▸ Exercise instructions
Read the records and gather each line that includes "Density".

▸ Entries

⟨

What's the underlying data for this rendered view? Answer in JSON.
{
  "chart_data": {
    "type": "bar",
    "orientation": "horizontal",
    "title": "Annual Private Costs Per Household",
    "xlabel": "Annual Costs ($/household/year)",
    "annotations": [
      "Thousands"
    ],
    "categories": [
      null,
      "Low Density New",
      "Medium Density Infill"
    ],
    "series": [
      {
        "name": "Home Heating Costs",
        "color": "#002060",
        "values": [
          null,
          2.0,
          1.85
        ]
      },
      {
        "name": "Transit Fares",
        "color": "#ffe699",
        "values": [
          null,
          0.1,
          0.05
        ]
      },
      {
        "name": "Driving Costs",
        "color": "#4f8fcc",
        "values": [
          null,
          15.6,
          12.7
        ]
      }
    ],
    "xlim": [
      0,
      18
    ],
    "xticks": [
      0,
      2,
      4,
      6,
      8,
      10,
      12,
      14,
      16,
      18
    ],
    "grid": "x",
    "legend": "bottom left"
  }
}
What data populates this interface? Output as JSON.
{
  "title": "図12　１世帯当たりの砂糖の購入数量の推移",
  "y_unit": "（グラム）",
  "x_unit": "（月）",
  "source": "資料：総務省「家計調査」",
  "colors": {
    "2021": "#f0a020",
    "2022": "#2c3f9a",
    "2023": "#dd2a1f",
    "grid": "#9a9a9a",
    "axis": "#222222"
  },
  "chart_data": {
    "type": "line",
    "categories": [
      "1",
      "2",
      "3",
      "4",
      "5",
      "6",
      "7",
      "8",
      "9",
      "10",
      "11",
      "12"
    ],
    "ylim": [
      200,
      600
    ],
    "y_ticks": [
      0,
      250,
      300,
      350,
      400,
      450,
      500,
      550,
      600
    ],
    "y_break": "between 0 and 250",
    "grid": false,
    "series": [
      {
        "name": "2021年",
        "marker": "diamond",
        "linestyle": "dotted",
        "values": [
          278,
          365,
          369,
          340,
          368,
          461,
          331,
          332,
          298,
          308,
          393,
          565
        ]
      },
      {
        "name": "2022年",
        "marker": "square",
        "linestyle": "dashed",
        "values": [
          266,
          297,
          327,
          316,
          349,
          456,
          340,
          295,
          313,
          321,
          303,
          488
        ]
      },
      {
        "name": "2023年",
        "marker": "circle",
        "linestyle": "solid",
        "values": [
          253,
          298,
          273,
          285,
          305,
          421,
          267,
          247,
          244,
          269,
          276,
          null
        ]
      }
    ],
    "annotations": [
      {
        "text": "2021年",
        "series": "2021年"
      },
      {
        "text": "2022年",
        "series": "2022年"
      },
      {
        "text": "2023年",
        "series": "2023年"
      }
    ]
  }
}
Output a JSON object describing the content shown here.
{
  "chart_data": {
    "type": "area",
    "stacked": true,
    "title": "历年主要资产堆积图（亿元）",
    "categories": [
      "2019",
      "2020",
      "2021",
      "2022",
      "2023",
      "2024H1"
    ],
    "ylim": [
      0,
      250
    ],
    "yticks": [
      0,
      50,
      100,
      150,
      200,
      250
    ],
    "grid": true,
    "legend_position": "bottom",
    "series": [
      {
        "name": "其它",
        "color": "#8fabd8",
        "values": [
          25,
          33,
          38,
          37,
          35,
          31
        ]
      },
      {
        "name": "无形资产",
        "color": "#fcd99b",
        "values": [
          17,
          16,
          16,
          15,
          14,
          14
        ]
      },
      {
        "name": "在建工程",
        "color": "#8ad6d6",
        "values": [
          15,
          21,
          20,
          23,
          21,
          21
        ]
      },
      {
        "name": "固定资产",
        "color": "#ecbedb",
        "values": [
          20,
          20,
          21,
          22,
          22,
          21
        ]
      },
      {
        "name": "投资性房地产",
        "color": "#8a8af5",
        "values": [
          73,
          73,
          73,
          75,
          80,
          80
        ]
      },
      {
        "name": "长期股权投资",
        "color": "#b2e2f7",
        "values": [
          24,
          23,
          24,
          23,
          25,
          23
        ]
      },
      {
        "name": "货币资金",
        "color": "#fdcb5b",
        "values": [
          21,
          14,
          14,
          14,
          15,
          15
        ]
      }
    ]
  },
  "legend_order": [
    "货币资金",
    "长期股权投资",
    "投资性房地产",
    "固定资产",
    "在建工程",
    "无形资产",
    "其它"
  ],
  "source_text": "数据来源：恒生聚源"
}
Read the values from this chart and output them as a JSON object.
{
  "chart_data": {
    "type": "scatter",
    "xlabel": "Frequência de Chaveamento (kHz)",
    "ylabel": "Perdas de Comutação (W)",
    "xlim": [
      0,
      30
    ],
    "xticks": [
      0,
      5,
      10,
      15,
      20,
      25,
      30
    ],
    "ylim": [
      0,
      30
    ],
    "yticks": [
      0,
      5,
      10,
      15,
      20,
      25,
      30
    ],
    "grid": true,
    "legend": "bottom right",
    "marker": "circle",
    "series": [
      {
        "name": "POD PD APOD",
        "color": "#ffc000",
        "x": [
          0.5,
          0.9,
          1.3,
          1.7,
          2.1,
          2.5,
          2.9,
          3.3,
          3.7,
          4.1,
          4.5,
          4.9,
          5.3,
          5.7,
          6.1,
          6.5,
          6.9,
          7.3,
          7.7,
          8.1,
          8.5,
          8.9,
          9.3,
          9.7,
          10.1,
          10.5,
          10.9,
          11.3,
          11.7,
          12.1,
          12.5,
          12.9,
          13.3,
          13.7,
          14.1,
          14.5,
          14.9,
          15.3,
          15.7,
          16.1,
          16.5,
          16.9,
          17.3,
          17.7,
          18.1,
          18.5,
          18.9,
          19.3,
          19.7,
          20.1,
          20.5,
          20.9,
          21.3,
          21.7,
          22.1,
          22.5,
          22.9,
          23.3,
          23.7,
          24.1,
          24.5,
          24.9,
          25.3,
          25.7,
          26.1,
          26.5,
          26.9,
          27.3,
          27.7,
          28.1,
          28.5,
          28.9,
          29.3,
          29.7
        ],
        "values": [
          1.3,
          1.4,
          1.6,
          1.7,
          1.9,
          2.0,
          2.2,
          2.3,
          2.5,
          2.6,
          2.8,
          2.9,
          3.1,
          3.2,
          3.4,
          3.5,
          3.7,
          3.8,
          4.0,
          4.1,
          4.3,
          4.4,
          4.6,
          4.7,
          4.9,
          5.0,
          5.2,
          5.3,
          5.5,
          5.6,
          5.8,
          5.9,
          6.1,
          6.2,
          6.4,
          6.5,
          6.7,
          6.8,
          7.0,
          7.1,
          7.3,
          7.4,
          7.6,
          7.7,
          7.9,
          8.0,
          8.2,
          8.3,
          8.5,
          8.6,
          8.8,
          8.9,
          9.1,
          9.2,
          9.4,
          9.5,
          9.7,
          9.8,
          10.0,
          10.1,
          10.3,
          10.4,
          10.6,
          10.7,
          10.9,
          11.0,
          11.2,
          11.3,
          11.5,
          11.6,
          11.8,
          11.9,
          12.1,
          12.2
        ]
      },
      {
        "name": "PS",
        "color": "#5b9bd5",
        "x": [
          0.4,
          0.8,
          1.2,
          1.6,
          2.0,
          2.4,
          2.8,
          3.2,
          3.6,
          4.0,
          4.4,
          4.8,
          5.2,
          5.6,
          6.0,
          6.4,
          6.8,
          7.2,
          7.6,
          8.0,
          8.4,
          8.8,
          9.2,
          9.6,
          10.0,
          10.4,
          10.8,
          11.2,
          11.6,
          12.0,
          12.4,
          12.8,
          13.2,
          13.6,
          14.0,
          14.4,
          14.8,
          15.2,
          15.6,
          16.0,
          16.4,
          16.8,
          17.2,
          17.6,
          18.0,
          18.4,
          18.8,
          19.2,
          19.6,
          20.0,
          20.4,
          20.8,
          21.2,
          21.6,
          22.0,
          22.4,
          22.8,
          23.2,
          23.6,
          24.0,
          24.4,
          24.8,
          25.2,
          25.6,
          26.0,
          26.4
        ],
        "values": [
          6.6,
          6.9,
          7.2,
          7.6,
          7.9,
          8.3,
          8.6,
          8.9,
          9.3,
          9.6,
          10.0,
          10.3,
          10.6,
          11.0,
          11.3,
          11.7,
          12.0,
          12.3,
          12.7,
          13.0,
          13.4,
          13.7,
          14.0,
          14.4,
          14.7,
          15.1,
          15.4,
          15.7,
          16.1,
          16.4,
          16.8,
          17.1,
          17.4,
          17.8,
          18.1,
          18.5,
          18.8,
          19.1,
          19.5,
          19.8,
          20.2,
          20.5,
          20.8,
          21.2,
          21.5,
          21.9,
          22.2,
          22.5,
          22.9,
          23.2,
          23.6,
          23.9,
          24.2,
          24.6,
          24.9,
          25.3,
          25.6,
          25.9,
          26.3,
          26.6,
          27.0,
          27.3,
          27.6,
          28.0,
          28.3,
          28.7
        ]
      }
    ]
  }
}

⟩

▸ Solved problem
      "Low Density New",
      "Medium Density Infill"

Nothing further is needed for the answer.